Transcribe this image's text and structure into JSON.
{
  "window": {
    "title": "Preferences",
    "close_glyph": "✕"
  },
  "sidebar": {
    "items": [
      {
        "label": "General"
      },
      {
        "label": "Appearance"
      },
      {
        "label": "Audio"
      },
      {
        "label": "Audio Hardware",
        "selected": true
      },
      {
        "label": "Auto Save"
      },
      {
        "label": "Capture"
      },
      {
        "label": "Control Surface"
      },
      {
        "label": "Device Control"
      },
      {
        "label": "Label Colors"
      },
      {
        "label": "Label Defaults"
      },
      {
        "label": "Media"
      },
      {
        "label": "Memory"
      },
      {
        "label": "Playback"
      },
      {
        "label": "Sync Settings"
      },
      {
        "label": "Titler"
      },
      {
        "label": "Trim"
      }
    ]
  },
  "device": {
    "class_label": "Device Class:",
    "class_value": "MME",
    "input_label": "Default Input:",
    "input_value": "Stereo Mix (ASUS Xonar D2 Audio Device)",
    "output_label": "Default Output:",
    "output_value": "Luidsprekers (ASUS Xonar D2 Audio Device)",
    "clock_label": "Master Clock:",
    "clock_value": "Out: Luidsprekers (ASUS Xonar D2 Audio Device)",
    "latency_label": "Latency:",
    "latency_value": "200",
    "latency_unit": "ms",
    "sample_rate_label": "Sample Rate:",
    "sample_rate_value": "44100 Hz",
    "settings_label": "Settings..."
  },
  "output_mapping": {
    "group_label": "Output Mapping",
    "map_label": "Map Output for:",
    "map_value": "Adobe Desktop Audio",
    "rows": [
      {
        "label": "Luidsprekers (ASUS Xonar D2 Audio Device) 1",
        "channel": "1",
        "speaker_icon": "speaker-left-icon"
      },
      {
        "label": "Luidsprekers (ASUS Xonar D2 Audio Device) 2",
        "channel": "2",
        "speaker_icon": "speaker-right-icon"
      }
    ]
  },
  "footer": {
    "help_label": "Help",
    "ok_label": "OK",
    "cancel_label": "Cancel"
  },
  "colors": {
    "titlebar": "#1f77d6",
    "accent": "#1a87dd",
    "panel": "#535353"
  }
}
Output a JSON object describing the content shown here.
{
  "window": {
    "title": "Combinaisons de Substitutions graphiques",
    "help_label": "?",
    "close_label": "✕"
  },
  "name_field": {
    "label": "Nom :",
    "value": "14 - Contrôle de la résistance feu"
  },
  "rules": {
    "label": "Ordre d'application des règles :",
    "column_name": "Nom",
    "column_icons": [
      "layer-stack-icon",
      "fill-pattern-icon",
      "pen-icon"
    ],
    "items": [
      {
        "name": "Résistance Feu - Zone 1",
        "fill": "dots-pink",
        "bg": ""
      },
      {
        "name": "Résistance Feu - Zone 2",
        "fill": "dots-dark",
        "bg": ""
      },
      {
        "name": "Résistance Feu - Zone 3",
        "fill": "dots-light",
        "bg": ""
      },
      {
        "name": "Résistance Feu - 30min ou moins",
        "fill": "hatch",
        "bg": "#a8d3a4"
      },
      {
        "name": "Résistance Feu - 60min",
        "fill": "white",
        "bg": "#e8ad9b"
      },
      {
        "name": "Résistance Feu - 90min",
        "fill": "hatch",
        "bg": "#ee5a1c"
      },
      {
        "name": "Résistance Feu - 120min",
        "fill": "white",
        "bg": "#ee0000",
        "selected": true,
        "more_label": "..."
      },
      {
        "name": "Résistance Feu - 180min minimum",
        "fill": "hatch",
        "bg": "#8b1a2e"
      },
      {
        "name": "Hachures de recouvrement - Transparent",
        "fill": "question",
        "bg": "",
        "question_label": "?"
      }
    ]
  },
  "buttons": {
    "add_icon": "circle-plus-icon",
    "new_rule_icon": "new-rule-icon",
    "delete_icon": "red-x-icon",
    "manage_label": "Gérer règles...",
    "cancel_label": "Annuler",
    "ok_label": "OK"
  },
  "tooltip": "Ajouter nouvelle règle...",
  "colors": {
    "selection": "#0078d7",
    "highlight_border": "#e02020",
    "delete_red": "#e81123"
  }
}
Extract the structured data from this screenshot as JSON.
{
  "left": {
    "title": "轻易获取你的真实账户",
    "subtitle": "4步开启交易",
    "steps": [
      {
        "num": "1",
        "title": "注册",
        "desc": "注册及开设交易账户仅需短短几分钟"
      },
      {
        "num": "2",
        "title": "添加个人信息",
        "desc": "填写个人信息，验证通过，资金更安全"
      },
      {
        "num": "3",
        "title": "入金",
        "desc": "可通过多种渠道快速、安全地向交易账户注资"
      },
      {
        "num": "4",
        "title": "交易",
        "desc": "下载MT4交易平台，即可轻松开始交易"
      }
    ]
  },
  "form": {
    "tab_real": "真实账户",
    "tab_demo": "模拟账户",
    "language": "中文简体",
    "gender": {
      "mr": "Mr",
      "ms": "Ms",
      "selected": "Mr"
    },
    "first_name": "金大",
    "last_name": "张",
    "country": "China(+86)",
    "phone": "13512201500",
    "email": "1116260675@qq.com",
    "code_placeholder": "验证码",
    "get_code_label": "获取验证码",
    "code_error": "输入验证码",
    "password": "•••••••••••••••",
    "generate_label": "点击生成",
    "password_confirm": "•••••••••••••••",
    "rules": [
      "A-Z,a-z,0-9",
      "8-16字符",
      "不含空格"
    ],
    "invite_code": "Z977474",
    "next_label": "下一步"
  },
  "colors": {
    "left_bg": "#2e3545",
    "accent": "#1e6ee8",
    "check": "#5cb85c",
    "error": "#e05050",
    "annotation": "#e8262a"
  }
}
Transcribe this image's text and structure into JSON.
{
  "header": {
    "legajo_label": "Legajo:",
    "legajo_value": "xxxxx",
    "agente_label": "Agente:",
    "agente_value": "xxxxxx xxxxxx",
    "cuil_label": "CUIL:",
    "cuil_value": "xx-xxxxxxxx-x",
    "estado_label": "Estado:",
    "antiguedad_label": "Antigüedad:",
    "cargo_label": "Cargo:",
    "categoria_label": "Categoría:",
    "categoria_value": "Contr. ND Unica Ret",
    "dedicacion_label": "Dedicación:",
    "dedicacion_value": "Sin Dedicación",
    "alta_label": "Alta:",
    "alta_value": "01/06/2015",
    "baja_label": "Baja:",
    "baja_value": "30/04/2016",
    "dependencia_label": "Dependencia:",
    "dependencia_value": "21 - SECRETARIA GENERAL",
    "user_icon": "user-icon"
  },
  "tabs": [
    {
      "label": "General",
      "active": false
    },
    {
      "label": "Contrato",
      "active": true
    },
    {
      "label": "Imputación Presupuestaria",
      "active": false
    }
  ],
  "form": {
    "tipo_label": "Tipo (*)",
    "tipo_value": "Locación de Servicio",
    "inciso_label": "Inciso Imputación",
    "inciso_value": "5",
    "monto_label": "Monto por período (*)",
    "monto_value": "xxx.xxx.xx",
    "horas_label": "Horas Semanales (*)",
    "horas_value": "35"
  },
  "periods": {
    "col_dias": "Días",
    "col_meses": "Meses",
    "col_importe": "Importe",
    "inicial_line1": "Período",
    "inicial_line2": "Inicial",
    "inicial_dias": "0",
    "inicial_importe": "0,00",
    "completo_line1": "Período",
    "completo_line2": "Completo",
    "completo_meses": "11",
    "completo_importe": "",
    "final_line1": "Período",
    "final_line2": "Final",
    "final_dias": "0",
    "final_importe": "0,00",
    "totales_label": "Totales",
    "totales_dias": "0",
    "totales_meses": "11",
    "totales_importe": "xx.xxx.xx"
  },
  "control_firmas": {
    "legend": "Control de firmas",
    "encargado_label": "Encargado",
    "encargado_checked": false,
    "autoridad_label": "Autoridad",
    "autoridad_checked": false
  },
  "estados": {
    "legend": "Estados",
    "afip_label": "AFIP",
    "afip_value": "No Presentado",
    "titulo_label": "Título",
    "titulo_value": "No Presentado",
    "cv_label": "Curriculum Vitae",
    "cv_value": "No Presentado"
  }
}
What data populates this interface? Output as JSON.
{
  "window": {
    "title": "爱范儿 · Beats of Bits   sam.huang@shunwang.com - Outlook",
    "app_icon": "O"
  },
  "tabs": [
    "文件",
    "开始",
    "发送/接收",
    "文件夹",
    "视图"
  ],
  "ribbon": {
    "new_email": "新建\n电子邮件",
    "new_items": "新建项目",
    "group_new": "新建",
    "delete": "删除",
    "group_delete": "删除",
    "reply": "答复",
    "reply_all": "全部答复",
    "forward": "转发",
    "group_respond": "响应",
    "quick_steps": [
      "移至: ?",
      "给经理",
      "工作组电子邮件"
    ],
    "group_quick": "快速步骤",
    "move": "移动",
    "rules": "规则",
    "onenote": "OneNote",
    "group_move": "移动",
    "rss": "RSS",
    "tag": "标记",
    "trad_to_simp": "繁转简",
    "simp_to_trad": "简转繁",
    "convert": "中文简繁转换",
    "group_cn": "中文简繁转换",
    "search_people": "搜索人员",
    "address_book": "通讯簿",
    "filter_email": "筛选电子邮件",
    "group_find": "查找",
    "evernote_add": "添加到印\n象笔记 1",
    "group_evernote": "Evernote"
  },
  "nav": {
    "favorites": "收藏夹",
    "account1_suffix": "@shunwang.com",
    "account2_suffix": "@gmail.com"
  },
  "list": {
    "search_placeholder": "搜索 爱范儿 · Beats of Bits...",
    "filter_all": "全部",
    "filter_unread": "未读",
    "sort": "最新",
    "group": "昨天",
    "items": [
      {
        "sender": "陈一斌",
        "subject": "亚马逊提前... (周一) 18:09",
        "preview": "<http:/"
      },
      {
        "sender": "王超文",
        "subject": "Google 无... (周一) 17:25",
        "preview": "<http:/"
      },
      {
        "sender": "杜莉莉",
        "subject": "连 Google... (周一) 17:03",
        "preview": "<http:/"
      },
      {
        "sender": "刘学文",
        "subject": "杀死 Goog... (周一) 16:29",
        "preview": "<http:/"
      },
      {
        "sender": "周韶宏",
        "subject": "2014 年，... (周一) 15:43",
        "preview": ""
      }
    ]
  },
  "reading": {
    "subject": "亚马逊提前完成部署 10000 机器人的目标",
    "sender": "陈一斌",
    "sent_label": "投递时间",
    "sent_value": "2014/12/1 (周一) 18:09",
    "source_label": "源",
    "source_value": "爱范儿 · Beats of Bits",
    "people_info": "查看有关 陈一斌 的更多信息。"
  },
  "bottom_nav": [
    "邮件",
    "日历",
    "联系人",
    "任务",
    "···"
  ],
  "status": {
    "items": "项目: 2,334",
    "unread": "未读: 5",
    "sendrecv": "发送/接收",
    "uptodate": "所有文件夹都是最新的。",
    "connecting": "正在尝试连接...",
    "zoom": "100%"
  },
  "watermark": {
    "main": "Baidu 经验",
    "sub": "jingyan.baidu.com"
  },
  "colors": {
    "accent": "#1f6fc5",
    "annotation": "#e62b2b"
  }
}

○ ○ ○ ○

* _Set task_:
Copy out every line with the word "fill".

* _Result_:
      "fill-pattern-icon",
        "fill": "dots-pink",
        "fill": "dots-dark",
        "fill": "dots-light",
        "fill": "hatch",
        "fill": "white",
        "fill": "hatch",
        "fill": "white",
        "fill": "hatch",
        "fill": "question",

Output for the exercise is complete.